▶ GIVEN EXERCISE:
Your task is to copy each line that has the word "this".

▶ DATA:
★ ★ ★ ★ ★ ★ ★

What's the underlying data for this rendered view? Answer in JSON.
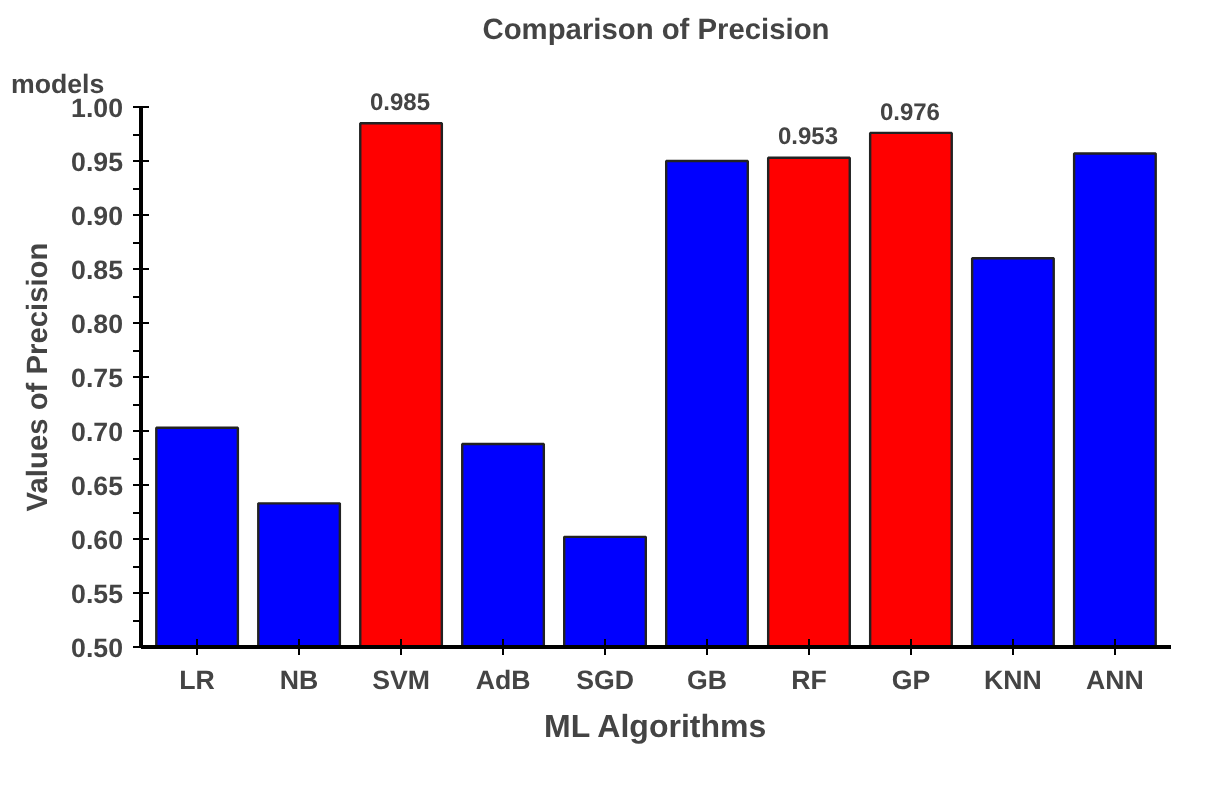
{
  "chart_data": {
    "type": "bar",
    "title": "Comparison of Precision",
    "xlabel": "ML Algorithms",
    "ylabel": "Values of Precision",
    "annotations": [
      "models"
    ],
    "categories": [
      "LR",
      "NB",
      "SVM",
      "AdB",
      "SGD",
      "GB",
      "RF",
      "GP",
      "KNN",
      "ANN"
    ],
    "values": [
      0.703,
      0.633,
      0.985,
      0.688,
      0.602,
      0.95,
      0.953,
      0.976,
      0.86,
      0.957
    ],
    "colors": [
      "#0000ff",
      "#0000ff",
      "#ff0000",
      "#0000ff",
      "#0000ff",
      "#0000ff",
      "#ff0000",
      "#ff0000",
      "#0000ff",
      "#0000ff"
    ],
    "value_labels": [
      null,
      null,
      "0.985",
      null,
      null,
      null,
      "0.953",
      "0.976",
      null,
      null
    ],
    "ylim": [
      0.5,
      1.0
    ],
    "yticks": [
      {
        "value": 0.5,
        "label": "0.50"
      },
      0.55,
      {
        "value": 0.6,
        "label": "0.60"
      },
      0.65,
      {
        "value": 0.7,
        "label": "0.70"
      },
      0.75,
      {
        "value": 0.8,
        "label": "0.80"
      },
      0.85,
      {
        "value": 0.9,
        "label": "0.90"
      },
      0.95,
      {
        "value": 1.0,
        "label": "1.00"
      }
    ],
    "grid": false
  }
}
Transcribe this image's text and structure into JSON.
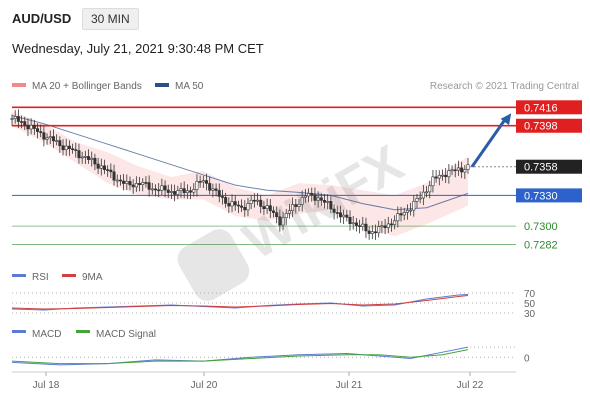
{
  "header": {
    "symbol": "AUD/USD",
    "timeframe": "30 MIN",
    "datetime": "Wednesday, July 21, 2021 9:30:48 PM CET"
  },
  "legend": {
    "ma20": "MA 20 + Bollinger Bands",
    "ma50": "MA 50",
    "credit": "Research © 2021 Trading Central",
    "colors": {
      "ma20": "#f08a8a",
      "ma50": "#2c4f8c",
      "bands": "#fbe0e0"
    }
  },
  "watermark": "WikiFX",
  "chart_data": [
    {
      "type": "line",
      "name": "price-panel",
      "ylim": [
        0.7265,
        0.7428
      ],
      "x_ticks": [
        "Jul 18",
        "Jul 20",
        "Jul 21",
        "Jul 22"
      ],
      "levels": [
        {
          "label": "0.7416",
          "value": 0.7416,
          "color": "#e02020",
          "kind": "resistance"
        },
        {
          "label": "0.7398",
          "value": 0.7398,
          "color": "#e02020",
          "kind": "resistance"
        },
        {
          "label": "0.7358",
          "value": 0.7358,
          "color": "#222222",
          "kind": "current"
        },
        {
          "label": "0.7330",
          "value": 0.733,
          "color": "#2c62c9",
          "kind": "pivot"
        },
        {
          "label": "0.7300",
          "value": 0.73,
          "color": "#2e8b2e",
          "kind": "support"
        },
        {
          "label": "0.7282",
          "value": 0.7282,
          "color": "#2e8b2e",
          "kind": "support"
        }
      ],
      "price_path": [
        [
          0,
          0.7405
        ],
        [
          4,
          0.74
        ],
        [
          8,
          0.7392
        ],
        [
          12,
          0.7385
        ],
        [
          16,
          0.7378
        ],
        [
          20,
          0.7372
        ],
        [
          24,
          0.7365
        ],
        [
          28,
          0.7358
        ],
        [
          32,
          0.7348
        ],
        [
          36,
          0.734
        ],
        [
          40,
          0.7342
        ],
        [
          44,
          0.7337
        ],
        [
          48,
          0.7335
        ],
        [
          52,
          0.7333
        ],
        [
          56,
          0.7335
        ],
        [
          60,
          0.7345
        ],
        [
          64,
          0.7332
        ],
        [
          68,
          0.7322
        ],
        [
          72,
          0.7318
        ],
        [
          76,
          0.7325
        ],
        [
          80,
          0.7318
        ],
        [
          84,
          0.7305
        ],
        [
          88,
          0.7318
        ],
        [
          92,
          0.733
        ],
        [
          96,
          0.7328
        ],
        [
          100,
          0.7318
        ],
        [
          104,
          0.7308
        ],
        [
          108,
          0.7302
        ],
        [
          112,
          0.7294
        ],
        [
          116,
          0.7298
        ],
        [
          120,
          0.7306
        ],
        [
          124,
          0.7316
        ],
        [
          128,
          0.7328
        ],
        [
          132,
          0.7345
        ],
        [
          136,
          0.7352
        ],
        [
          140,
          0.7355
        ],
        [
          143,
          0.7358
        ]
      ],
      "ma50_path": [
        [
          0,
          0.7408
        ],
        [
          10,
          0.74
        ],
        [
          20,
          0.739
        ],
        [
          30,
          0.738
        ],
        [
          40,
          0.737
        ],
        [
          50,
          0.736
        ],
        [
          60,
          0.735
        ],
        [
          70,
          0.734
        ],
        [
          80,
          0.7335
        ],
        [
          90,
          0.7333
        ],
        [
          100,
          0.733
        ],
        [
          110,
          0.7322
        ],
        [
          120,
          0.7316
        ],
        [
          130,
          0.7318
        ],
        [
          143,
          0.7332
        ]
      ],
      "boll_upper": [
        [
          0,
          0.7412
        ],
        [
          10,
          0.74
        ],
        [
          20,
          0.7382
        ],
        [
          30,
          0.7372
        ],
        [
          40,
          0.7358
        ],
        [
          50,
          0.7348
        ],
        [
          60,
          0.7354
        ],
        [
          70,
          0.7338
        ],
        [
          80,
          0.733
        ],
        [
          90,
          0.7342
        ],
        [
          100,
          0.734
        ],
        [
          110,
          0.7335
        ],
        [
          120,
          0.733
        ],
        [
          130,
          0.7342
        ],
        [
          143,
          0.7368
        ]
      ],
      "boll_lower": [
        [
          0,
          0.7398
        ],
        [
          10,
          0.7382
        ],
        [
          20,
          0.7362
        ],
        [
          30,
          0.7342
        ],
        [
          40,
          0.733
        ],
        [
          50,
          0.7326
        ],
        [
          60,
          0.7326
        ],
        [
          70,
          0.731
        ],
        [
          80,
          0.7305
        ],
        [
          90,
          0.7312
        ],
        [
          100,
          0.7316
        ],
        [
          110,
          0.73
        ],
        [
          120,
          0.729
        ],
        [
          130,
          0.7302
        ],
        [
          143,
          0.732
        ]
      ],
      "forecast_arrow": {
        "from": [
          143,
          0.7358
        ],
        "to": [
          170,
          0.7416
        ],
        "color": "#2a5ca8"
      }
    },
    {
      "type": "line",
      "name": "rsi-panel",
      "series": [
        {
          "name": "RSI",
          "color": "#5b7bd5"
        },
        {
          "name": "9MA",
          "color": "#d04040"
        }
      ],
      "ylim": [
        20,
        80
      ],
      "tick_labels": [
        "70",
        "50",
        "30"
      ],
      "tick_values": [
        70,
        50,
        30
      ],
      "rsi_path": [
        [
          0,
          38
        ],
        [
          10,
          36
        ],
        [
          20,
          40
        ],
        [
          30,
          42
        ],
        [
          40,
          44
        ],
        [
          50,
          46
        ],
        [
          60,
          43
        ],
        [
          70,
          40
        ],
        [
          80,
          45
        ],
        [
          90,
          48
        ],
        [
          100,
          50
        ],
        [
          110,
          44
        ],
        [
          120,
          46
        ],
        [
          130,
          58
        ],
        [
          140,
          66
        ],
        [
          143,
          67
        ]
      ],
      "ma9_path": [
        [
          0,
          40
        ],
        [
          10,
          38
        ],
        [
          20,
          39
        ],
        [
          30,
          41
        ],
        [
          40,
          43
        ],
        [
          50,
          45
        ],
        [
          60,
          44
        ],
        [
          70,
          42
        ],
        [
          80,
          44
        ],
        [
          90,
          47
        ],
        [
          100,
          49
        ],
        [
          110,
          46
        ],
        [
          120,
          48
        ],
        [
          130,
          55
        ],
        [
          140,
          63
        ],
        [
          143,
          65
        ]
      ]
    },
    {
      "type": "line",
      "name": "macd-panel",
      "series": [
        {
          "name": "MACD",
          "color": "#5b7bd5"
        },
        {
          "name": "MACD Signal",
          "color": "#45a33c"
        }
      ],
      "ylim": [
        -0.001,
        0.0012
      ],
      "tick_labels": [
        "0"
      ],
      "tick_values": [
        0
      ],
      "macd_path": [
        [
          0,
          -0.0004
        ],
        [
          15,
          -0.0006
        ],
        [
          30,
          -0.0005
        ],
        [
          45,
          -0.0002
        ],
        [
          60,
          -0.0003
        ],
        [
          75,
          0.0
        ],
        [
          90,
          0.0002
        ],
        [
          105,
          0.0003
        ],
        [
          115,
          0.0001
        ],
        [
          125,
          -0.0001
        ],
        [
          135,
          0.0004
        ],
        [
          143,
          0.0008
        ]
      ],
      "signal_path": [
        [
          0,
          -0.0003
        ],
        [
          15,
          -0.0005
        ],
        [
          30,
          -0.0005
        ],
        [
          45,
          -0.0003
        ],
        [
          60,
          -0.0003
        ],
        [
          75,
          -0.0001
        ],
        [
          90,
          0.0001
        ],
        [
          105,
          0.0002
        ],
        [
          115,
          0.0002
        ],
        [
          125,
          0.0
        ],
        [
          135,
          0.0002
        ],
        [
          143,
          0.0006
        ]
      ]
    }
  ]
}
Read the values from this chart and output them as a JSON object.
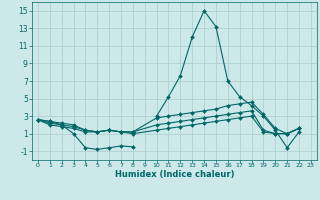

★ ★ ★ ★ ★ ★ ★

▶ RESULT OF THE EXERCISE:
What's the underlying data for this rendered view? Answer in JSON.
Transcribe this image's text and structure into JSON.
Read the values from this chart and output them as a JSON object.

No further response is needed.